• **Data supplied**
• • • •

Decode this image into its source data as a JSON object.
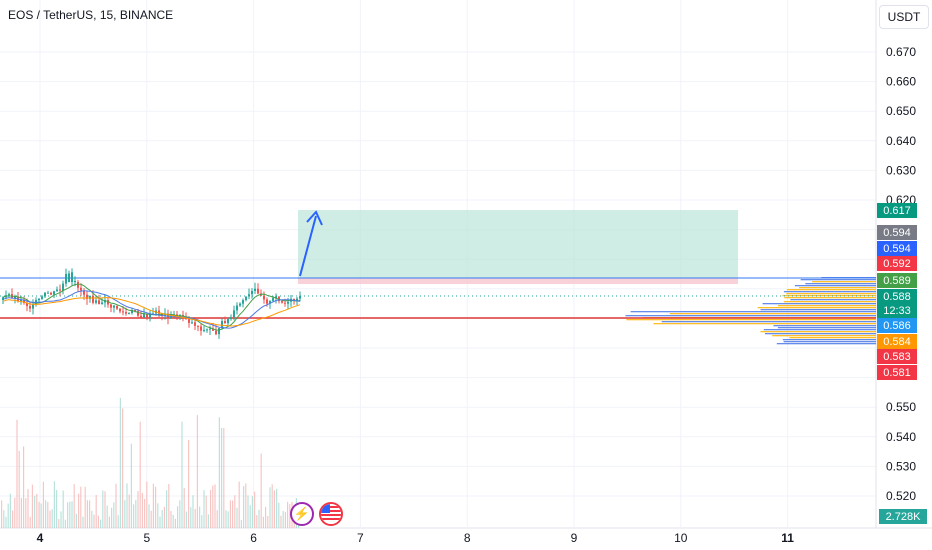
{
  "header": {
    "symbol_title": "EOS / TetherUS, 15, BINANCE",
    "currency_label": "USDT"
  },
  "colors": {
    "up": "#26a69a",
    "down": "#ef5350",
    "grid": "#f0f3fa",
    "blue_line": "#3179f5",
    "red_line": "#e03636",
    "target_zone": "#b6e4d6",
    "stop_zone": "#f7c6cf",
    "volume_profile_blue": "#4a78e6",
    "volume_profile_orange": "#ffb300"
  },
  "chart_data": {
    "type": "candlestick",
    "title": "EOS / TetherUS, 15, BINANCE",
    "y_axis_ticks": [
      "0.670",
      "0.660",
      "0.650",
      "0.640",
      "0.630",
      "0.620",
      "0.550",
      "0.540",
      "0.530",
      "0.520"
    ],
    "x_axis_ticks": [
      "4",
      "5",
      "6",
      "7",
      "8",
      "9",
      "10",
      "11"
    ],
    "ylim": [
      0.515,
      0.675
    ],
    "price_range": [
      0.583,
      0.593
    ],
    "resistance_level": 0.5895,
    "support_level": 0.5858,
    "position_entry": 0.5888,
    "position_target": 0.617,
    "price_labels": [
      {
        "text": "0.617",
        "color": "#089981"
      },
      {
        "text": "0.594",
        "color": "#787b86"
      },
      {
        "text": "0.594",
        "color": "#2962ff"
      },
      {
        "text": "0.592",
        "color": "#f23645"
      },
      {
        "text": "0.589",
        "color": "#43a047"
      },
      {
        "text": "0.588",
        "color": "#089981"
      },
      {
        "text": "12:33",
        "color": "#089981"
      },
      {
        "text": "0.586",
        "color": "#2196f3"
      },
      {
        "text": "0.584",
        "color": "#ff9800"
      },
      {
        "text": "0.583",
        "color": "#f23645"
      },
      {
        "text": "0.581",
        "color": "#f23645"
      }
    ],
    "volume_label": "2.728K",
    "grid": true
  }
}
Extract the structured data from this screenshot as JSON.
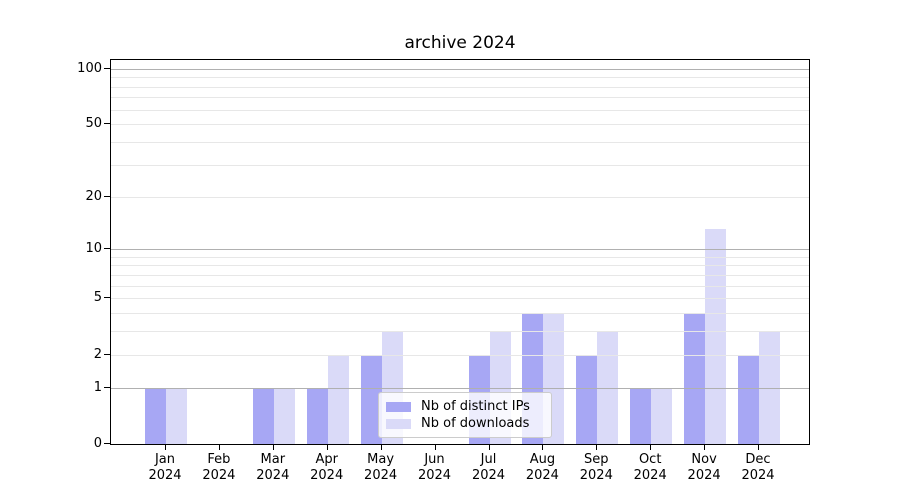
{
  "title": "archive 2024",
  "chart_data": {
    "type": "bar",
    "title": "archive 2024",
    "categories": [
      "Jan",
      "Feb",
      "Mar",
      "Apr",
      "May",
      "Jun",
      "Jul",
      "Aug",
      "Sep",
      "Oct",
      "Nov",
      "Dec"
    ],
    "year_label": "2024",
    "series": [
      {
        "name": "Nb of distinct IPs",
        "color": "#a7a7f4",
        "values": [
          1,
          0,
          1,
          1,
          2,
          0,
          2,
          4,
          2,
          1,
          4,
          2
        ]
      },
      {
        "name": "Nb of downloads",
        "color": "#dadaf8",
        "values": [
          1,
          0,
          1,
          2,
          3,
          0,
          3,
          4,
          3,
          1,
          13,
          3
        ]
      }
    ],
    "yscale": "log1p",
    "ylim": [
      0,
      113
    ],
    "yticks": [
      100,
      50,
      20,
      10,
      5,
      2,
      1,
      0
    ],
    "grid_major": [
      1,
      10,
      100
    ],
    "grid_minor": [
      2,
      3,
      4,
      5,
      6,
      7,
      8,
      9,
      20,
      30,
      40,
      50,
      60,
      70,
      80,
      90
    ],
    "legend_position": "lower center",
    "colors": {
      "grid_major": "#b0b0b0",
      "grid_minor": "#e7e7e7",
      "axis": "#000000",
      "text": "#000000",
      "legend_border": "#cccccc"
    }
  }
}
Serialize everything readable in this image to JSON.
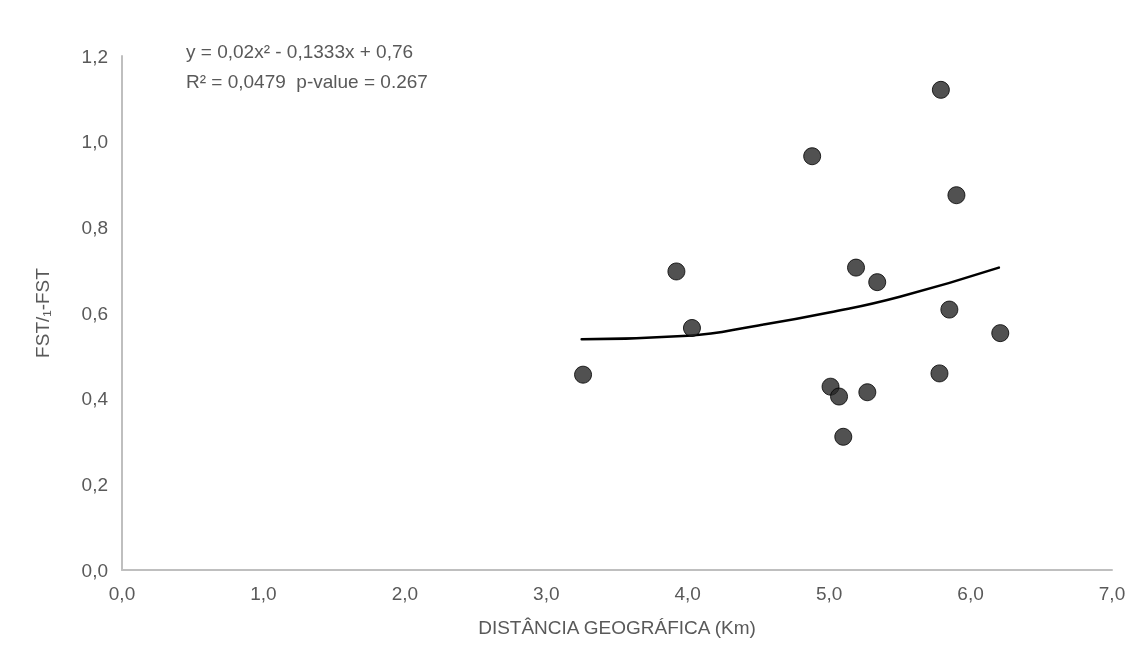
{
  "chart_data": {
    "type": "scatter",
    "xlabel": "DISTÂNCIA GEOGRÁFICA (Km)",
    "ylabel": "FST/₁-FST",
    "annotations": [
      "y = 0,02x² - 0,1333x + 0,76",
      "R² = 0,0479  p-value = 0.267"
    ],
    "marker": "circle",
    "series": [
      {
        "type": "scatter",
        "color": "#262626",
        "x": [
          3.26,
          3.92,
          4.03,
          4.88,
          5.01,
          5.07,
          5.1,
          5.19,
          5.27,
          5.34,
          5.78,
          5.79,
          5.85,
          5.9,
          6.21
        ],
        "values": [
          0.456,
          0.697,
          0.565,
          0.966,
          0.428,
          0.405,
          0.311,
          0.706,
          0.415,
          0.672,
          0.459,
          1.121,
          0.608,
          0.875,
          0.553
        ]
      },
      {
        "type": "line",
        "color": "#000000",
        "marker": "none",
        "x": [
          3.25,
          4.0,
          4.5,
          5.0,
          5.5,
          6.2
        ],
        "values": [
          0.539,
          0.547,
          0.571,
          0.601,
          0.638,
          0.706
        ]
      }
    ],
    "xlim": [
      0,
      7
    ],
    "ylim": [
      0,
      1.2
    ],
    "xticks": [
      {
        "value": 0,
        "label": "0,0"
      },
      {
        "value": 1,
        "label": "1,0"
      },
      {
        "value": 2,
        "label": "2,0"
      },
      {
        "value": 3,
        "label": "3,0"
      },
      {
        "value": 4,
        "label": "4,0"
      },
      {
        "value": 5,
        "label": "5,0"
      },
      {
        "value": 6,
        "label": "6,0"
      },
      {
        "value": 7,
        "label": "7,0"
      }
    ],
    "yticks": [
      {
        "value": 0,
        "label": "0,0"
      },
      {
        "value": 0.2,
        "label": "0,2"
      },
      {
        "value": 0.4,
        "label": "0,4"
      },
      {
        "value": 0.6,
        "label": "0,6"
      },
      {
        "value": 0.8,
        "label": "0,8"
      },
      {
        "value": 1.0,
        "label": "1,0"
      },
      {
        "value": 1.2,
        "label": "1,2"
      }
    ]
  }
}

• • • •

• **Prompt**
Copy every line that contains the string "TetherUS".

• **Output**
    "symbol_title": "EOS / TetherUS, 15, BINANCE",
    "title": "EOS / TetherUS, 15, BINANCE",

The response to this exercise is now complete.